Chart and figure data:
╔══
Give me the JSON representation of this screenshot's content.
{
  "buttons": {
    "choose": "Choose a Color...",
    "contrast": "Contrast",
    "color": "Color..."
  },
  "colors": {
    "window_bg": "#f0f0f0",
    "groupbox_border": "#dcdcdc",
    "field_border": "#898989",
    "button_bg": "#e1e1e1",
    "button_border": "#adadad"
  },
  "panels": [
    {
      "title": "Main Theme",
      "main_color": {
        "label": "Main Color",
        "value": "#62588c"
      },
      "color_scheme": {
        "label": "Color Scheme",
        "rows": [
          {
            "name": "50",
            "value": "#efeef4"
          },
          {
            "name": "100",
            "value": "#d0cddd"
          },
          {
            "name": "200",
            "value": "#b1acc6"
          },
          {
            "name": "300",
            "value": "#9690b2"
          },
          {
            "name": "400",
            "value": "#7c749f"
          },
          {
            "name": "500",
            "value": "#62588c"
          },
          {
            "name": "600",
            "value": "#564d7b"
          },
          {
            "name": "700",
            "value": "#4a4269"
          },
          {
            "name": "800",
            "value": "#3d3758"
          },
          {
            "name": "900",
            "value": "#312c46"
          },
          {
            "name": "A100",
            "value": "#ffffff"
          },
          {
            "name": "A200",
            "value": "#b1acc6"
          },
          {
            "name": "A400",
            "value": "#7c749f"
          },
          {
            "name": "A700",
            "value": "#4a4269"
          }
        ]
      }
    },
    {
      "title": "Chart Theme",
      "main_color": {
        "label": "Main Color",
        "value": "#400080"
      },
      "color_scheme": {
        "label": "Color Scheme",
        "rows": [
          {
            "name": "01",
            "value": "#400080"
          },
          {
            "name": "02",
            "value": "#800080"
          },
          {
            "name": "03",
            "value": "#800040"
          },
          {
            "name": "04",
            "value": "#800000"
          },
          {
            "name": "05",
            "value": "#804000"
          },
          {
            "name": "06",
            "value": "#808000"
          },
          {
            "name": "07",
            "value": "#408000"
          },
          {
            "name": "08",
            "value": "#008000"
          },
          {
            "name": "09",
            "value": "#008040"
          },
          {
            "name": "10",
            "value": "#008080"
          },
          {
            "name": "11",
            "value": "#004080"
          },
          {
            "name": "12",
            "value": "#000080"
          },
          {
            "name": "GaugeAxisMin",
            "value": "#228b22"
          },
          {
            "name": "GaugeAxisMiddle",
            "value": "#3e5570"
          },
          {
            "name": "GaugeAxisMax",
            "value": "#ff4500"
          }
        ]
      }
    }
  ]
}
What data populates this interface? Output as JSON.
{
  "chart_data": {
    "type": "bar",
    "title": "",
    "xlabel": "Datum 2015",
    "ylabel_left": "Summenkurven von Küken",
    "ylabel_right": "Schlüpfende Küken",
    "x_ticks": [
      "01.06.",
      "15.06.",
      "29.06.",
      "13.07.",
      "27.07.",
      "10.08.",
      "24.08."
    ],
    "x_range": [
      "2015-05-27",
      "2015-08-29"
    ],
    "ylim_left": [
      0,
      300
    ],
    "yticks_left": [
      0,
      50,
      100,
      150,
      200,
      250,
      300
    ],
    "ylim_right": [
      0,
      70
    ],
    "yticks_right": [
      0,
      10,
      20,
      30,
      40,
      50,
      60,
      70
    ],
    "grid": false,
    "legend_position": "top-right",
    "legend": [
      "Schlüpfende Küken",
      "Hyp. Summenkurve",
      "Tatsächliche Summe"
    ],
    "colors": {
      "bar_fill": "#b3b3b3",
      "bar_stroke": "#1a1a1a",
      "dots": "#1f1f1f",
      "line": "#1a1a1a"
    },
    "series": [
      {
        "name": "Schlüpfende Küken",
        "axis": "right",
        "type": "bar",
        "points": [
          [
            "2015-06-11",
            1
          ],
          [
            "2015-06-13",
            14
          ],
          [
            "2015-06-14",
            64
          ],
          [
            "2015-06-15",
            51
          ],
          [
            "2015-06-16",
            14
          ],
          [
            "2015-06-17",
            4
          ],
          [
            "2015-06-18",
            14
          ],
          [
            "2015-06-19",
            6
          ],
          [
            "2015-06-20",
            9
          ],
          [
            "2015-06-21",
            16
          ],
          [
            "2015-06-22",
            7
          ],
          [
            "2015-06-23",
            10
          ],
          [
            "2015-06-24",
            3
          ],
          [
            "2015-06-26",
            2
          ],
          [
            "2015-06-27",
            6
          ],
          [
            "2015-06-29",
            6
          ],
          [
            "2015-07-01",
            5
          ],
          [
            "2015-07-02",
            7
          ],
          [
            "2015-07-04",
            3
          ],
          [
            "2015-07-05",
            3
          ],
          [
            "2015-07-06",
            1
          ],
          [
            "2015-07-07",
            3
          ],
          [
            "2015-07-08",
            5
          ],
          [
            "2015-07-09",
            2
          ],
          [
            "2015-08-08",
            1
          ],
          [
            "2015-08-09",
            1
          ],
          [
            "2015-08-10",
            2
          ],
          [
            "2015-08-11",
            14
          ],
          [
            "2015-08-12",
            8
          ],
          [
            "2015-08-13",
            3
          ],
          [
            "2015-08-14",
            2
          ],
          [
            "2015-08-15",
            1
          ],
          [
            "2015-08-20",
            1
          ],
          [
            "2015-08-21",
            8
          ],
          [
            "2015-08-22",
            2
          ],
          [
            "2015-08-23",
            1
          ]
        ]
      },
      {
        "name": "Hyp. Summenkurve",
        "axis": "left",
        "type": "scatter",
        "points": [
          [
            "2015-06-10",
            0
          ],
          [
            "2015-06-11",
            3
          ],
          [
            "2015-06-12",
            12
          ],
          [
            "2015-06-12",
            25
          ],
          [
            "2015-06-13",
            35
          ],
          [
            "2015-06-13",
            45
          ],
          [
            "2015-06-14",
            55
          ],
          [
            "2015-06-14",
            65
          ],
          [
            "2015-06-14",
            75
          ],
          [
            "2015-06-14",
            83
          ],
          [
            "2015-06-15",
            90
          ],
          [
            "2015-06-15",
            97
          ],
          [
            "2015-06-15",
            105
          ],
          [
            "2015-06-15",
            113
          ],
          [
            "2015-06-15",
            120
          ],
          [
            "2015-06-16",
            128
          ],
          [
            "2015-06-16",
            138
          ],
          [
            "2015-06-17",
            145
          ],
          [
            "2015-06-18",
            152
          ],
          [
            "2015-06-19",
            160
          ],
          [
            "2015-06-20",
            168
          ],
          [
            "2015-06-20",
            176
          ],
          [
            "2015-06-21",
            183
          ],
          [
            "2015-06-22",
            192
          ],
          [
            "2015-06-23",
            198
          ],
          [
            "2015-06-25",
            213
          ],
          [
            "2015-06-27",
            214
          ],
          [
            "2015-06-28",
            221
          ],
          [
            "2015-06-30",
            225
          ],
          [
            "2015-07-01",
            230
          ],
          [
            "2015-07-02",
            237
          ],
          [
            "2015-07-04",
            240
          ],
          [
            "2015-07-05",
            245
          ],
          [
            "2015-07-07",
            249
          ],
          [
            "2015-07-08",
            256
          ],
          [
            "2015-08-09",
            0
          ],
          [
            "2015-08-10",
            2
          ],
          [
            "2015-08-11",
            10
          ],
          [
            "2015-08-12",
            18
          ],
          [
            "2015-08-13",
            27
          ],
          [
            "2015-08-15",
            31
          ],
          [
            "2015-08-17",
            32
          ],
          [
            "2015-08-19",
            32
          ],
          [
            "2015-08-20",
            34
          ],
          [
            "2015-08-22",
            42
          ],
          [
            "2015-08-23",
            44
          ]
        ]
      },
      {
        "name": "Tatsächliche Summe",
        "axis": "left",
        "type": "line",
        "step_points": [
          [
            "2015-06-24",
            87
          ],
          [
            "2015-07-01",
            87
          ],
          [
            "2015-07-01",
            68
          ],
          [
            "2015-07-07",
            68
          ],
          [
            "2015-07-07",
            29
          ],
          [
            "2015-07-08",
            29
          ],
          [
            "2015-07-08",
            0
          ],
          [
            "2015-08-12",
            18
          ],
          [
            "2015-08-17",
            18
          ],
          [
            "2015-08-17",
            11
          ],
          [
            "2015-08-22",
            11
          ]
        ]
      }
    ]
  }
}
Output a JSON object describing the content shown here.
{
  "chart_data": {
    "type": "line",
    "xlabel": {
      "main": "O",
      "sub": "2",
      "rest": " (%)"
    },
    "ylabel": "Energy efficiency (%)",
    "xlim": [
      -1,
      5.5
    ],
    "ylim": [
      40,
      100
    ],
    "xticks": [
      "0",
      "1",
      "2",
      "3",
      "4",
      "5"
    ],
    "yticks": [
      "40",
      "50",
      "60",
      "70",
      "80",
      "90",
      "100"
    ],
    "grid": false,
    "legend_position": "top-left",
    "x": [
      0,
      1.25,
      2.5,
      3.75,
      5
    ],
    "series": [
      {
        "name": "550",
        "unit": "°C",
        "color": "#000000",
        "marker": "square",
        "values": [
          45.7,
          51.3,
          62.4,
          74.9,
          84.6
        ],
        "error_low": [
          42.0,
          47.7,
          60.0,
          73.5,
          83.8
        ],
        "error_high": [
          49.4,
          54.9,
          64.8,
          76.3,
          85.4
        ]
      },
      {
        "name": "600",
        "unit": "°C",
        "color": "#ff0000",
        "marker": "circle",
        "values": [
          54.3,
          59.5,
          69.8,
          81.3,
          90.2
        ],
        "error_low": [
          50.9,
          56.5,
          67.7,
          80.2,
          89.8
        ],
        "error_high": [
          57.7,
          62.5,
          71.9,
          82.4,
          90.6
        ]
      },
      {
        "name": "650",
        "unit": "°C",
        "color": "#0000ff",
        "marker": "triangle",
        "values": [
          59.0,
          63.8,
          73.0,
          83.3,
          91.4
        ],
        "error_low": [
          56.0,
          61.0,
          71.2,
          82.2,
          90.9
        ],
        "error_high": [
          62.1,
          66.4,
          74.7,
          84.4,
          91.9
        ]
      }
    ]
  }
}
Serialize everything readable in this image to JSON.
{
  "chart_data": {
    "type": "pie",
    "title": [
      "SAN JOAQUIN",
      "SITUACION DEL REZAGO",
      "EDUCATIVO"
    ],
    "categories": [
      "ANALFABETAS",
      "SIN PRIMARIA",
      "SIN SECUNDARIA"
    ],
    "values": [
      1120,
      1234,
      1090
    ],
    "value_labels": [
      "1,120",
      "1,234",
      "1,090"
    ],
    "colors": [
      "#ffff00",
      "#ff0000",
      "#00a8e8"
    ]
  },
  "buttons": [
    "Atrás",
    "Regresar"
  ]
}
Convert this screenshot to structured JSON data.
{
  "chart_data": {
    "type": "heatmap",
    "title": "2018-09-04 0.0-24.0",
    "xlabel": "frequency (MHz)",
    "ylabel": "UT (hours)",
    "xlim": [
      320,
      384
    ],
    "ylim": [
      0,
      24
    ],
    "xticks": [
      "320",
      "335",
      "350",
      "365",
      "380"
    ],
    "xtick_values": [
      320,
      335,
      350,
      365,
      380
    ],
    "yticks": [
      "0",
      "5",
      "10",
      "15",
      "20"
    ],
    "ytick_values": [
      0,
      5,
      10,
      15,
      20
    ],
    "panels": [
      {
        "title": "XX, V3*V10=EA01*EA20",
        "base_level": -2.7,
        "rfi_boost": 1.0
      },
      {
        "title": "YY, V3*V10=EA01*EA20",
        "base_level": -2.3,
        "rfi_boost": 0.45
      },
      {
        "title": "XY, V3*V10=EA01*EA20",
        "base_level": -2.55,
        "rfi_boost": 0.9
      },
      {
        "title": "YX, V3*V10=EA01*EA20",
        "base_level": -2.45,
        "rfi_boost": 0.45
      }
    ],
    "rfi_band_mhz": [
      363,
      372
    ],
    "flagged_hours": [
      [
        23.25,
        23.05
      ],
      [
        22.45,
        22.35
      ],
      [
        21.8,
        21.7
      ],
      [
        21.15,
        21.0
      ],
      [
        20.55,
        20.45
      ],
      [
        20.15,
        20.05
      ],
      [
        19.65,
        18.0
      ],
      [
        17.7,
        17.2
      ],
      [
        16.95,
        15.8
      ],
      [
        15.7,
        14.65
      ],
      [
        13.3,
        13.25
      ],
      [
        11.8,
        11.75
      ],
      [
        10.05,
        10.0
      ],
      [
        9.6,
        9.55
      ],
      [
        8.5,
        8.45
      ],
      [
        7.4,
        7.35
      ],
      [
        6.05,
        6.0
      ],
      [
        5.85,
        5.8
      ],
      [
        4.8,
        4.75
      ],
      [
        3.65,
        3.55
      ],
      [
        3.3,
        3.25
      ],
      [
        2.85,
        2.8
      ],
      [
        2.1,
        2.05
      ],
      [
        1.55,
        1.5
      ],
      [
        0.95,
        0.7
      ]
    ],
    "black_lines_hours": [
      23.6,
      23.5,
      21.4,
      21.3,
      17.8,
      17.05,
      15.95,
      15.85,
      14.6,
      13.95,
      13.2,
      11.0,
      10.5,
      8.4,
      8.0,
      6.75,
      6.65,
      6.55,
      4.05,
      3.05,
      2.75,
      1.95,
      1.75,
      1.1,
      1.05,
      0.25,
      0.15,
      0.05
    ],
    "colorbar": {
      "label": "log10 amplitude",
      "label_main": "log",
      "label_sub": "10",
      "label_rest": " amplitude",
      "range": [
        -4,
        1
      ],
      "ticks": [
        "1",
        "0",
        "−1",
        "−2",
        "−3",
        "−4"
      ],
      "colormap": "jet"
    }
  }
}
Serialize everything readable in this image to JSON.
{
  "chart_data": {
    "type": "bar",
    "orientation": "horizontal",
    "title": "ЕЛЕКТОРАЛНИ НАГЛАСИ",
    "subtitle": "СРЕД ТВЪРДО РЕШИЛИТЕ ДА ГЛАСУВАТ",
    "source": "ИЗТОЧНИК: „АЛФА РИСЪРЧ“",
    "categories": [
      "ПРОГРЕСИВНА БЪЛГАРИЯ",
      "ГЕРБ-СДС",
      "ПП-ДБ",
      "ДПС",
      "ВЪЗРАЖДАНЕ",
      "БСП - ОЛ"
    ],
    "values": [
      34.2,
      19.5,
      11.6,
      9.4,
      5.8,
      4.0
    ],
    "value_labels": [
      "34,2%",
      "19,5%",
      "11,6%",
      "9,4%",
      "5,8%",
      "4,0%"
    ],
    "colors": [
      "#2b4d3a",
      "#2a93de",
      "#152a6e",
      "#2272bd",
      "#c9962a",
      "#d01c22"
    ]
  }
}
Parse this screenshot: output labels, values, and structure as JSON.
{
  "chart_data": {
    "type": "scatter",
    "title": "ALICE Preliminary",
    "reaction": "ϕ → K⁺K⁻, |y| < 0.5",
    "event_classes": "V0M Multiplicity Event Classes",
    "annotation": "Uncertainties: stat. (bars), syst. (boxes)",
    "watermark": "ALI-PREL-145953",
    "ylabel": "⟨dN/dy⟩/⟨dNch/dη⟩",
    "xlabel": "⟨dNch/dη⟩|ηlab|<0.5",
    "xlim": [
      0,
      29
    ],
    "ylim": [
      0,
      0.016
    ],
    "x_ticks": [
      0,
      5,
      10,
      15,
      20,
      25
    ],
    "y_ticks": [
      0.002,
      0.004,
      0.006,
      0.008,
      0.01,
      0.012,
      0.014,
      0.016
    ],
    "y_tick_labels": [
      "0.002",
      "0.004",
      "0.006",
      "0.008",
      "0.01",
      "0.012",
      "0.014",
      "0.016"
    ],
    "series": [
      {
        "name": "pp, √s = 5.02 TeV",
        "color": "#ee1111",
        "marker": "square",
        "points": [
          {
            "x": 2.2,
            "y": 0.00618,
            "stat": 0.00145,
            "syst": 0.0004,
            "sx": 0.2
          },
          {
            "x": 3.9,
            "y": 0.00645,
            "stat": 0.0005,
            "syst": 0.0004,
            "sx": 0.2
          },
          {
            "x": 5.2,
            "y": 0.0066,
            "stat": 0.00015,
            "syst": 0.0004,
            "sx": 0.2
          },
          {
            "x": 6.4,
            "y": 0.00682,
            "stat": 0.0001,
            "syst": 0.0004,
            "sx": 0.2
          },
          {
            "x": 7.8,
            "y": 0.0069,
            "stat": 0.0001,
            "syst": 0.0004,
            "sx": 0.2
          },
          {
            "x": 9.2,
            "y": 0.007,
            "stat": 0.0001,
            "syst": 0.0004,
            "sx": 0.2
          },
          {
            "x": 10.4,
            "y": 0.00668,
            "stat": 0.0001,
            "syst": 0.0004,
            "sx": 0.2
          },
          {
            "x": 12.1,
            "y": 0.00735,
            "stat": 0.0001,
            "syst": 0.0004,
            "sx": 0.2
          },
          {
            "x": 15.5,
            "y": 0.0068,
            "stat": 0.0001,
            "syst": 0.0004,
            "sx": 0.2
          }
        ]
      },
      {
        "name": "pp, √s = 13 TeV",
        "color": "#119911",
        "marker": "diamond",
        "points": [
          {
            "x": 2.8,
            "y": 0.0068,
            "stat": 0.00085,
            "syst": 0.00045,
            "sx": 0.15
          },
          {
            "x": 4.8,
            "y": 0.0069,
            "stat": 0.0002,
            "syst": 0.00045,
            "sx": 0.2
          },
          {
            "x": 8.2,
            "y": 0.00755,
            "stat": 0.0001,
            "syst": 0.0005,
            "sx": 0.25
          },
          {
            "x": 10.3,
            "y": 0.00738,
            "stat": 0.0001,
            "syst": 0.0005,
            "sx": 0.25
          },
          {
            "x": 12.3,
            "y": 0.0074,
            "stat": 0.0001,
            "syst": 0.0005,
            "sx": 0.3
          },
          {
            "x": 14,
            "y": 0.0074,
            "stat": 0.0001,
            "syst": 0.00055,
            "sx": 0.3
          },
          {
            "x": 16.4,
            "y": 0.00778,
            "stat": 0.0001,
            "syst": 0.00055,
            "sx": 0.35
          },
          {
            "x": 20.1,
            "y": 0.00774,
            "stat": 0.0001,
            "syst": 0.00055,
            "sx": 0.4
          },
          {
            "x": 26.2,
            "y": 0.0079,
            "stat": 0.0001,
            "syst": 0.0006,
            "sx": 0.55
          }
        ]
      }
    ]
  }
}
╚══
▶ [Directions]: Provide only the number of lines in the entries that hold the word "dNch".

▶ [Answer to this problem]: 2